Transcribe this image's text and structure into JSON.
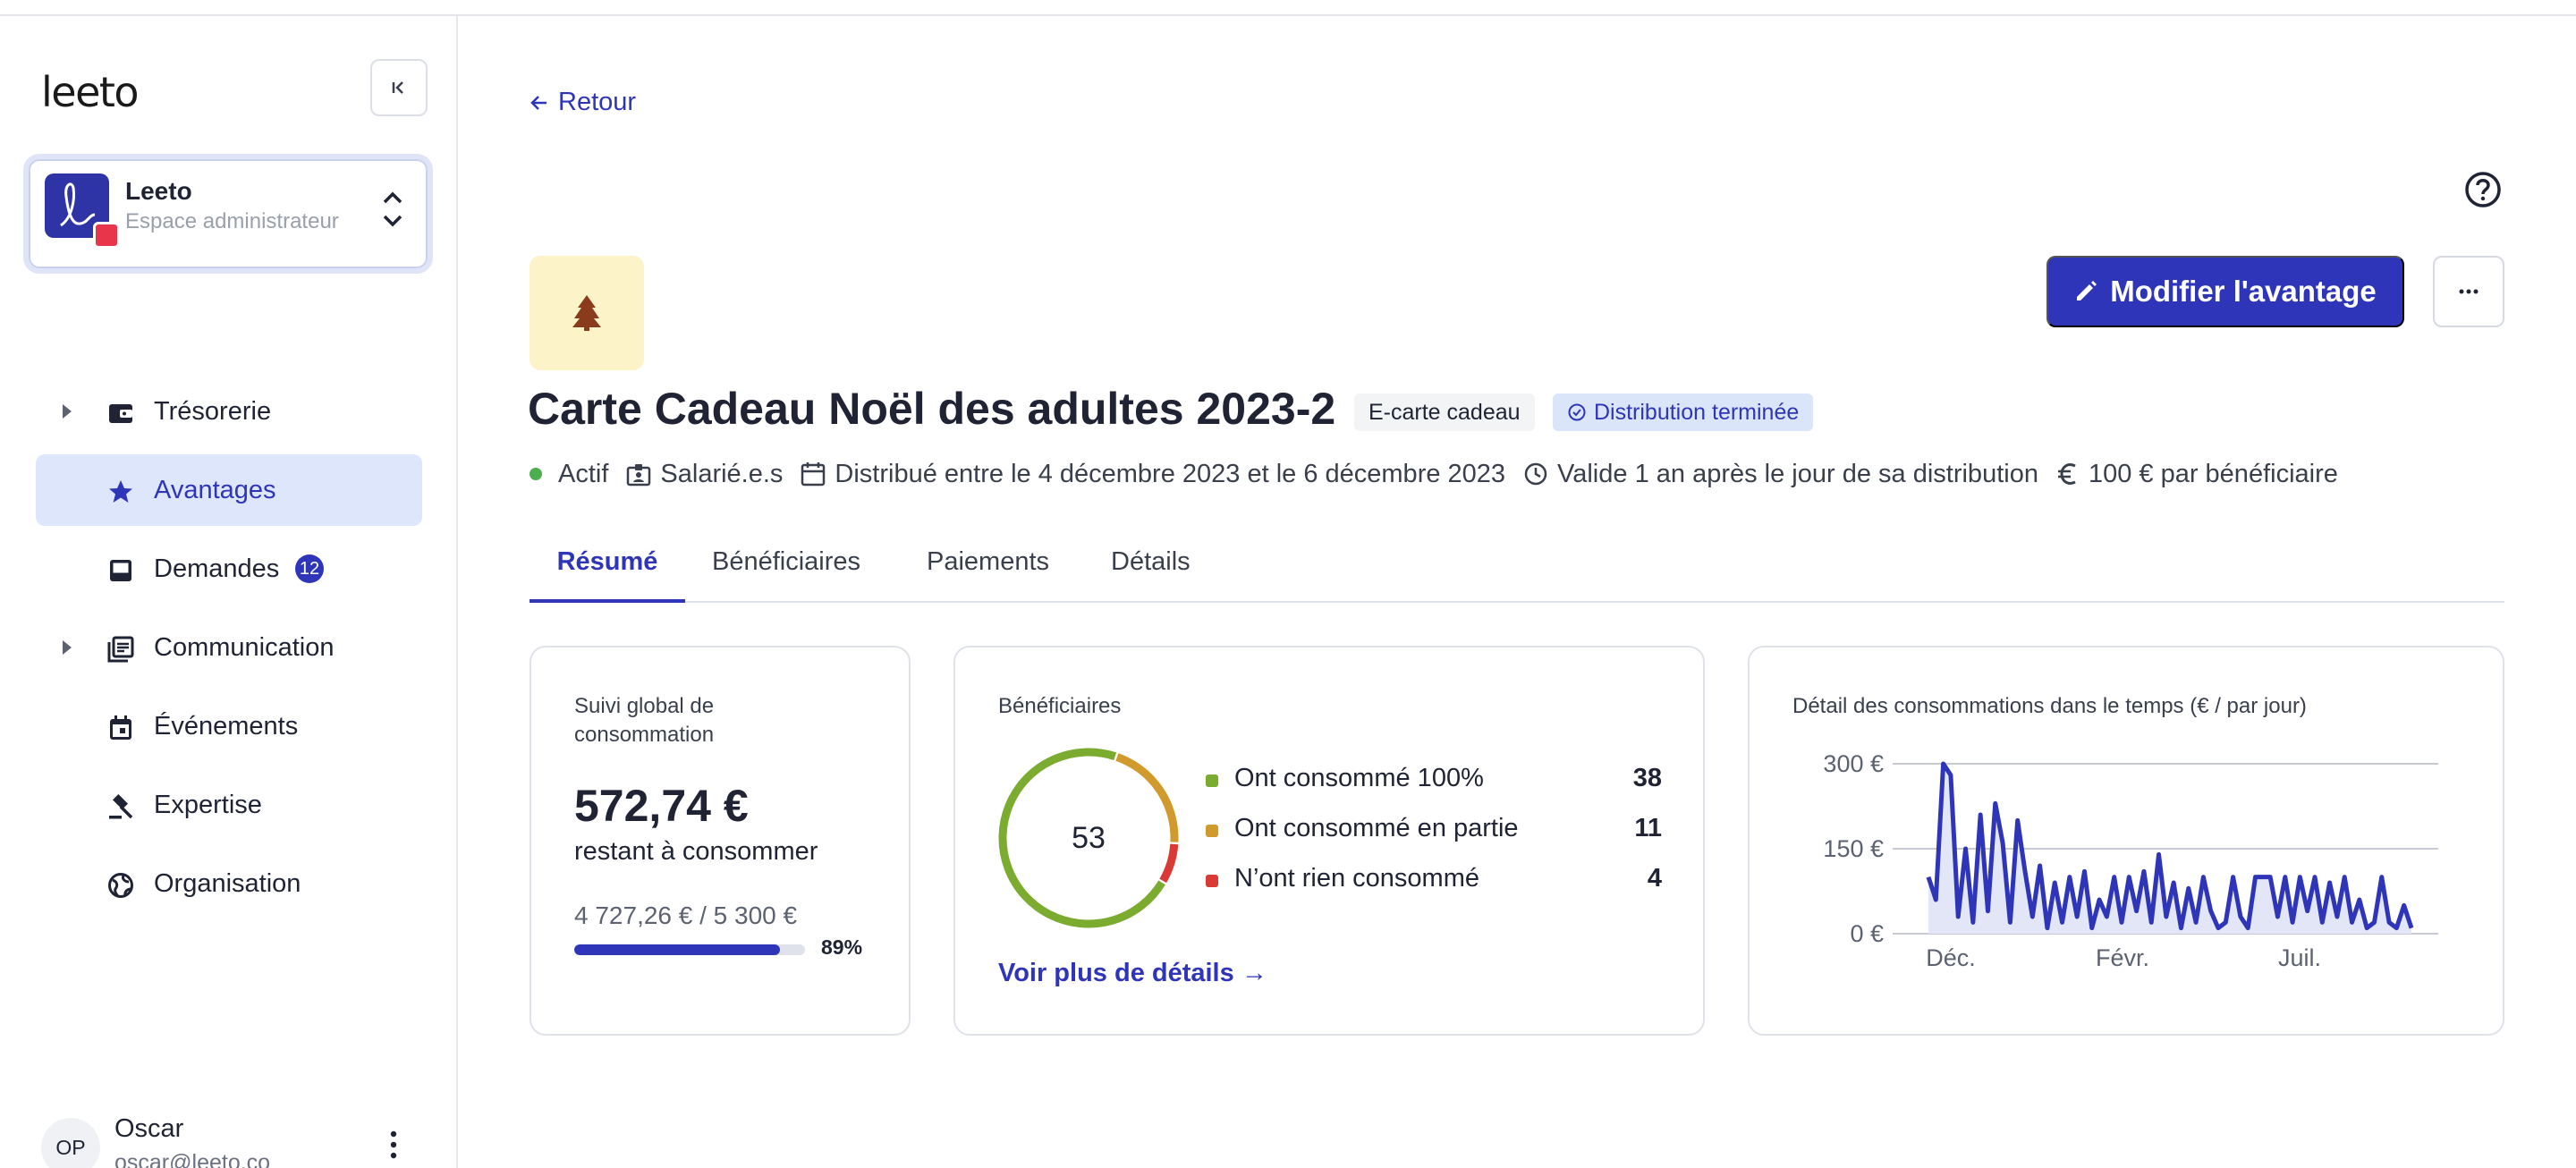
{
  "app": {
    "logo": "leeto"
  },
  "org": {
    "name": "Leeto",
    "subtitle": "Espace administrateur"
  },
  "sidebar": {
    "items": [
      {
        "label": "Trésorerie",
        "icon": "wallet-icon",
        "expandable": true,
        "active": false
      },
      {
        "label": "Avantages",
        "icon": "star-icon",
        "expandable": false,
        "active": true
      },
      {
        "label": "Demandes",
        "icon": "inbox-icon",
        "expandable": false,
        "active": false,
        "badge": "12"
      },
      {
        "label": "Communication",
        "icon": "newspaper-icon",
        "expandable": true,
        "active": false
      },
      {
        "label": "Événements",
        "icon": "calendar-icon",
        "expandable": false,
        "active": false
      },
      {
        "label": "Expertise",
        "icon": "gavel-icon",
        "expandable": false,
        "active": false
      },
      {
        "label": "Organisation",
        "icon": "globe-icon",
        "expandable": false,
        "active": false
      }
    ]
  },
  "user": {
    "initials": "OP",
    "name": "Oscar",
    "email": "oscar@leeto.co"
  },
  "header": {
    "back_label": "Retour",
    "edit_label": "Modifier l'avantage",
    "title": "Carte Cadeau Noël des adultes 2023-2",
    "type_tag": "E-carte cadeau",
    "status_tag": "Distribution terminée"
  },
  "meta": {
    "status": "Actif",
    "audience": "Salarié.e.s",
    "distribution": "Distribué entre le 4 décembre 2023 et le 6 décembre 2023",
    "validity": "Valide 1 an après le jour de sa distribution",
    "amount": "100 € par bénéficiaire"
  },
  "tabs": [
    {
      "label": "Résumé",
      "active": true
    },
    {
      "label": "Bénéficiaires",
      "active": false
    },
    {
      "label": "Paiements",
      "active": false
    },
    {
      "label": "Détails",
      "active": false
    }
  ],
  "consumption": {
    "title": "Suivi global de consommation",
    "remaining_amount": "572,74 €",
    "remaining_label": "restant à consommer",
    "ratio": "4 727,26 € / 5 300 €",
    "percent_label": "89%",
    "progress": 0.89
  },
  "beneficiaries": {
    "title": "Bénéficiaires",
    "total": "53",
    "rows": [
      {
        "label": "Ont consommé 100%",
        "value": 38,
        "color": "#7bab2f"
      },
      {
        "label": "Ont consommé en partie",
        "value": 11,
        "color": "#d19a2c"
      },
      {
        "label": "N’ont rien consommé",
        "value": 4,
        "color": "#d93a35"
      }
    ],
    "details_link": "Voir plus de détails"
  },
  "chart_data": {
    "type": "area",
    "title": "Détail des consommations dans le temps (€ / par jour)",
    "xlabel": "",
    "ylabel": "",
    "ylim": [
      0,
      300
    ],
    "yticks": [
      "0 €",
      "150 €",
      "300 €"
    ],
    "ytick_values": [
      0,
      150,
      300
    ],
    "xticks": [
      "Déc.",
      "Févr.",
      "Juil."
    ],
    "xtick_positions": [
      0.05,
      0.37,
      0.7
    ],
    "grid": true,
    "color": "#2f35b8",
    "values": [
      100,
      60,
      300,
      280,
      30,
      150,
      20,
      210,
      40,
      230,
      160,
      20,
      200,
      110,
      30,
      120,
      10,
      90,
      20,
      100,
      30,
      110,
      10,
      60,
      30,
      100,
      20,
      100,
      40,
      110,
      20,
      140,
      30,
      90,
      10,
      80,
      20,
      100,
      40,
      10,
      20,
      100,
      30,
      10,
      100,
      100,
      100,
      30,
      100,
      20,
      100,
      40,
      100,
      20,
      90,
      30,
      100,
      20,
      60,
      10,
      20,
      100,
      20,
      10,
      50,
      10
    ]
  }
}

**What to work on**
In the copy, include all records verbatim but no images.

**Task answer**
Transcribe this image's text and structure into JSON.
{
  "app": {
    "logo": "leeto"
  },
  "org": {
    "name": "Leeto",
    "subtitle": "Espace administrateur"
  },
  "sidebar": {
    "items": [
      {
        "label": "Trésorerie",
        "icon": "wallet-icon",
        "expandable": true,
        "active": false
      },
      {
        "label": "Avantages",
        "icon": "star-icon",
        "expandable": false,
        "active": true
      },
      {
        "label": "Demandes",
        "icon": "inbox-icon",
        "expandable": false,
        "active": false,
        "badge": "12"
      },
      {
        "label": "Communication",
        "icon": "newspaper-icon",
        "expandable": true,
        "active": false
      },
      {
        "label": "Événements",
        "icon": "calendar-icon",
        "expandable": false,
        "active": false
      },
      {
        "label": "Expertise",
        "icon": "gavel-icon",
        "expandable": false,
        "active": false
      },
      {
        "label": "Organisation",
        "icon": "globe-icon",
        "expandable": false,
        "active": false
      }
    ]
  },
  "user": {
    "initials": "OP",
    "name": "Oscar",
    "email": "oscar@leeto.co"
  },
  "header": {
    "back_label": "Retour",
    "edit_label": "Modifier l'avantage",
    "title": "Carte Cadeau Noël des adultes 2023-2",
    "type_tag": "E-carte cadeau",
    "status_tag": "Distribution terminée"
  },
  "meta": {
    "status": "Actif",
    "audience": "Salarié.e.s",
    "distribution": "Distribué entre le 4 décembre 2023 et le 6 décembre 2023",
    "validity": "Valide 1 an après le jour de sa distribution",
    "amount": "100 € par bénéficiaire"
  },
  "tabs": [
    {
      "label": "Résumé",
      "active": true
    },
    {
      "label": "Bénéficiaires",
      "active": false
    },
    {
      "label": "Paiements",
      "active": false
    },
    {
      "label": "Détails",
      "active": false
    }
  ],
  "consumption": {
    "title": "Suivi global de consommation",
    "remaining_amount": "572,74 €",
    "remaining_label": "restant à consommer",
    "ratio": "4 727,26 € / 5 300 €",
    "percent_label": "89%",
    "progress": 0.89
  },
  "beneficiaries": {
    "title": "Bénéficiaires",
    "total": "53",
    "rows": [
      {
        "label": "Ont consommé 100%",
        "value": 38,
        "color": "#7bab2f"
      },
      {
        "label": "Ont consommé en partie",
        "value": 11,
        "color": "#d19a2c"
      },
      {
        "label": "N’ont rien consommé",
        "value": 4,
        "color": "#d93a35"
      }
    ],
    "details_link": "Voir plus de détails"
  },
  "chart_data": {
    "type": "area",
    "title": "Détail des consommations dans le temps (€ / par jour)",
    "xlabel": "",
    "ylabel": "",
    "ylim": [
      0,
      300
    ],
    "yticks": [
      "0 €",
      "150 €",
      "300 €"
    ],
    "ytick_values": [
      0,
      150,
      300
    ],
    "xticks": [
      "Déc.",
      "Févr.",
      "Juil."
    ],
    "xtick_positions": [
      0.05,
      0.37,
      0.7
    ],
    "grid": true,
    "color": "#2f35b8",
    "values": [
      100,
      60,
      300,
      280,
      30,
      150,
      20,
      210,
      40,
      230,
      160,
      20,
      200,
      110,
      30,
      120,
      10,
      90,
      20,
      100,
      30,
      110,
      10,
      60,
      30,
      100,
      20,
      100,
      40,
      110,
      20,
      140,
      30,
      90,
      10,
      80,
      20,
      100,
      40,
      10,
      20,
      100,
      30,
      10,
      100,
      100,
      100,
      30,
      100,
      20,
      100,
      40,
      100,
      20,
      90,
      30,
      100,
      20,
      60,
      10,
      20,
      100,
      20,
      10,
      50,
      10
    ]
  }
}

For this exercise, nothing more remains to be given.